## Excerpt from a dataset
Start

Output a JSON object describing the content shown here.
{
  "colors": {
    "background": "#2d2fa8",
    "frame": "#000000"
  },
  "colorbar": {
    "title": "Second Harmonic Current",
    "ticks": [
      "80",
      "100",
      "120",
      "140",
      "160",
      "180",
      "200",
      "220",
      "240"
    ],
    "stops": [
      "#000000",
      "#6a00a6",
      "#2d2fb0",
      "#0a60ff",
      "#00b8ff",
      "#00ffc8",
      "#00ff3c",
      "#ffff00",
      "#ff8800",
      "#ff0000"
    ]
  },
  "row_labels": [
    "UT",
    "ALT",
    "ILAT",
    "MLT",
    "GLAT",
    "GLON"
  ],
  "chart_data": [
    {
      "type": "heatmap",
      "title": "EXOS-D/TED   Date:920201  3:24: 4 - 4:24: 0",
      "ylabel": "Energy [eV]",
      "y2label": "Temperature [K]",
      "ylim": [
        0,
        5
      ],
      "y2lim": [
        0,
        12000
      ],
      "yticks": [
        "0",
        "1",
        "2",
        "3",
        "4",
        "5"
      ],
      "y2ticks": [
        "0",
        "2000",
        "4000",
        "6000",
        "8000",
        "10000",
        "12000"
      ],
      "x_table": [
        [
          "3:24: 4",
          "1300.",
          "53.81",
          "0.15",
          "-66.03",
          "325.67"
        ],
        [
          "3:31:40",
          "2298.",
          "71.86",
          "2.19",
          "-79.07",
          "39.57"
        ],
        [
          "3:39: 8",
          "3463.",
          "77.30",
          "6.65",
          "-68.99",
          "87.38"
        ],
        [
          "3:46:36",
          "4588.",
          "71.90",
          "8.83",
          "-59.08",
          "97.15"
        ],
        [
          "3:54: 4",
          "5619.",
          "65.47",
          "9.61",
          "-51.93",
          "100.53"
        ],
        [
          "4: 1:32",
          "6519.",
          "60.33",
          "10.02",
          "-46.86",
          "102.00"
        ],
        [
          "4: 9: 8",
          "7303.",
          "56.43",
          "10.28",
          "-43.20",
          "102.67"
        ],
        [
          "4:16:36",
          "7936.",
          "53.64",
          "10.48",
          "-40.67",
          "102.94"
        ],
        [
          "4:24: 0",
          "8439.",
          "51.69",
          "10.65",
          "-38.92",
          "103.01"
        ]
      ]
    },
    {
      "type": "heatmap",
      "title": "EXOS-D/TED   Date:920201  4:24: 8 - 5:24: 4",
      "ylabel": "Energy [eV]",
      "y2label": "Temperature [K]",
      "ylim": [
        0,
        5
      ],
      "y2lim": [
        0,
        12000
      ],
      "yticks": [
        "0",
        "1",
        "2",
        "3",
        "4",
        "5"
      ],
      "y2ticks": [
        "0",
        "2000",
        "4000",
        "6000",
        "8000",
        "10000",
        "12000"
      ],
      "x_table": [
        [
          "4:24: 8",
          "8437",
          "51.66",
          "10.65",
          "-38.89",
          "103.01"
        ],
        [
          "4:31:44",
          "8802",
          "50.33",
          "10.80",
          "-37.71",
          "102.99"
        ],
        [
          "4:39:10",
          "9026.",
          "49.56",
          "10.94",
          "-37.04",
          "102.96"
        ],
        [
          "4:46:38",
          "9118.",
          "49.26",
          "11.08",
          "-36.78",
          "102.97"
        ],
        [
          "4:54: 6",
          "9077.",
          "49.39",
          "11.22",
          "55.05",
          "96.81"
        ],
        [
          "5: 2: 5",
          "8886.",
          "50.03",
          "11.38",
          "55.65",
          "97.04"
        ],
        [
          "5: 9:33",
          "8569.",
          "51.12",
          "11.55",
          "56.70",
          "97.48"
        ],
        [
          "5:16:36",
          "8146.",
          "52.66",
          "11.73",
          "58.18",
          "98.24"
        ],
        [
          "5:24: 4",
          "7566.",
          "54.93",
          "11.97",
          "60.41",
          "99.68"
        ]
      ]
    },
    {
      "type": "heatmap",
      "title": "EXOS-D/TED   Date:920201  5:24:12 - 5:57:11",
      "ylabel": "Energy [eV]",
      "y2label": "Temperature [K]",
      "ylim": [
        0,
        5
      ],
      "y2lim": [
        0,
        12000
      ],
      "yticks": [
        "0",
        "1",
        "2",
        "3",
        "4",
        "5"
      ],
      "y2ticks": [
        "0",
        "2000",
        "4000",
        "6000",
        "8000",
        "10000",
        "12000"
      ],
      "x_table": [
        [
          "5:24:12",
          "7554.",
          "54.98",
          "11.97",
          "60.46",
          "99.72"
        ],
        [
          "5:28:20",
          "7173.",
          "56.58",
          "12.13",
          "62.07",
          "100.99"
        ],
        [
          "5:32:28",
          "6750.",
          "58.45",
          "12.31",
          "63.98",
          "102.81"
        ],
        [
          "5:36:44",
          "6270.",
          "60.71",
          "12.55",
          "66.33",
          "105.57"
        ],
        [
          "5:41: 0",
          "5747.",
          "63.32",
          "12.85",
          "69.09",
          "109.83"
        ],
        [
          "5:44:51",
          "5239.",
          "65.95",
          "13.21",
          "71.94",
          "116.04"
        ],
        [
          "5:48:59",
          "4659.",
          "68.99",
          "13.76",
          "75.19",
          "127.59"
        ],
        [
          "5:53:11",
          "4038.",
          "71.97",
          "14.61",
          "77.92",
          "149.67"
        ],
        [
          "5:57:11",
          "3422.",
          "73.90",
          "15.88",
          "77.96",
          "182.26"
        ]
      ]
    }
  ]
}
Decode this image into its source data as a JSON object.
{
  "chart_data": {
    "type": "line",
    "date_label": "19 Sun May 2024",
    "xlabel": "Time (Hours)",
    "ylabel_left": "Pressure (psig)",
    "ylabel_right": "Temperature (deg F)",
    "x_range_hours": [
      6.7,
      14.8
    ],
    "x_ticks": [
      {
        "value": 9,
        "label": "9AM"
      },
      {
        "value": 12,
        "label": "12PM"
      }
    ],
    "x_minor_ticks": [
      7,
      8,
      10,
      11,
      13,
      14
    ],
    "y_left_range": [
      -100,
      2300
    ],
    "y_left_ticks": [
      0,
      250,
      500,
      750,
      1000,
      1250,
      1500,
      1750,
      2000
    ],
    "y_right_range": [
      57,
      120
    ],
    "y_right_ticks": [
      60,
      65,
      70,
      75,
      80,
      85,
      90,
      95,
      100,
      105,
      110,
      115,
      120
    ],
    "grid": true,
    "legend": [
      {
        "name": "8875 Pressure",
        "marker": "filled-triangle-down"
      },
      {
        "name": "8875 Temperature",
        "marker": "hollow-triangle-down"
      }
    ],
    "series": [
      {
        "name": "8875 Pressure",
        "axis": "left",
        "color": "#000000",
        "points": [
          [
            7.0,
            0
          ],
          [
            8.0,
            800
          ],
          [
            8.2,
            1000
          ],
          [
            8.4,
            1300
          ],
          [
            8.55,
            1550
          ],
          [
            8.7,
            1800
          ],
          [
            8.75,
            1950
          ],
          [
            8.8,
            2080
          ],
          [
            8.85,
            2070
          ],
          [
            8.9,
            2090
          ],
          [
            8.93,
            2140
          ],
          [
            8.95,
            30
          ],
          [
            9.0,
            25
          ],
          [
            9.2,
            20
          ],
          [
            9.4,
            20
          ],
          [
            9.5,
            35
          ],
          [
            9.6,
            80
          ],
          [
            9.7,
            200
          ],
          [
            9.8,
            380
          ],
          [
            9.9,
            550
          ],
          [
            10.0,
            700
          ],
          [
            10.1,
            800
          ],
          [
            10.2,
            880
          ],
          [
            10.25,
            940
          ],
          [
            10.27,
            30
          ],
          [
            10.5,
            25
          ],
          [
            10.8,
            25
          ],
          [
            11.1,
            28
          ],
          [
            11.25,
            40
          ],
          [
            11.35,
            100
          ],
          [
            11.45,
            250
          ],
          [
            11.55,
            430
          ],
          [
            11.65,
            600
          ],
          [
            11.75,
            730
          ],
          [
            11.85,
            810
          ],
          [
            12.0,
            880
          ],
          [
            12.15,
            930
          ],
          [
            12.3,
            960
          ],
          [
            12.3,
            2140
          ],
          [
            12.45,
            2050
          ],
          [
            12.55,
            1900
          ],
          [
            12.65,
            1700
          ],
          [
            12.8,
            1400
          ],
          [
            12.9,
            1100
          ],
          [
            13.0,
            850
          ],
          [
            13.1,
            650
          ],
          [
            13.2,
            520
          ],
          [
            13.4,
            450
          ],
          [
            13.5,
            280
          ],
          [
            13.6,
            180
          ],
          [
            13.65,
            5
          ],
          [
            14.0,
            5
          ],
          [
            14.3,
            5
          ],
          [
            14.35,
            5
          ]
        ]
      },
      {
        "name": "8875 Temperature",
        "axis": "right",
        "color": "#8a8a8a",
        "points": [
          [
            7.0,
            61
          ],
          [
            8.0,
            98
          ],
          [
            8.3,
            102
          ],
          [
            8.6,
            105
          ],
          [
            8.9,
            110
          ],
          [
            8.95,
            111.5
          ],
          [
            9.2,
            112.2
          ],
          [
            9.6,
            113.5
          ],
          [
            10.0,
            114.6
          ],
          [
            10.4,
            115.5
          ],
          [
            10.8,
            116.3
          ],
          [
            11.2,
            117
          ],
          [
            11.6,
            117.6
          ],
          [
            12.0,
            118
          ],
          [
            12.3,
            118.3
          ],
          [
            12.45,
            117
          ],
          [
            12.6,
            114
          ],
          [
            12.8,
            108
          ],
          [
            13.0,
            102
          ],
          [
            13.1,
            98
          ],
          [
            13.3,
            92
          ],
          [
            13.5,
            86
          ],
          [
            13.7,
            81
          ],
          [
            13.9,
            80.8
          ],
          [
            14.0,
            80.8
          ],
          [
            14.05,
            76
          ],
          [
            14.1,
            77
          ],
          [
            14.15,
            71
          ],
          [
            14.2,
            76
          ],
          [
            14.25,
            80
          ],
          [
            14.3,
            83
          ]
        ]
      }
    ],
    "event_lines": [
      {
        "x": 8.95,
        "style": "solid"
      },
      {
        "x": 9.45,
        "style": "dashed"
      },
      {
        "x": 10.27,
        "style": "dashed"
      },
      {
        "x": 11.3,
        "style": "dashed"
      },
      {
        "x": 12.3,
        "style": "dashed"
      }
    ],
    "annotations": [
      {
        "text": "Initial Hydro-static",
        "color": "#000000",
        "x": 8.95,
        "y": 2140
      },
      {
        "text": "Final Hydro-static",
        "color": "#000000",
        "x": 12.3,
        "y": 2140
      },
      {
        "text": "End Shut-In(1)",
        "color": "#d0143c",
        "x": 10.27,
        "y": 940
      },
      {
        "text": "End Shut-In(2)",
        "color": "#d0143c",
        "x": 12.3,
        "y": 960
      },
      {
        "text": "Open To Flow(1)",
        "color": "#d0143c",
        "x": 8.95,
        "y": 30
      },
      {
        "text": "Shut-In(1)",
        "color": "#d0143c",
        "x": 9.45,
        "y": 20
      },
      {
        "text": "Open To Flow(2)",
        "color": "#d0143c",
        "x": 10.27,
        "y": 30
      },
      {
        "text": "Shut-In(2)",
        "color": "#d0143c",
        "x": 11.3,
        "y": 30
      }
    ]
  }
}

End

## Request
Find the lines above that include the string "object" and copy them.

## Written solution
Output a JSON object describing the content shown here.
Decode this image into its source data as a JSON object.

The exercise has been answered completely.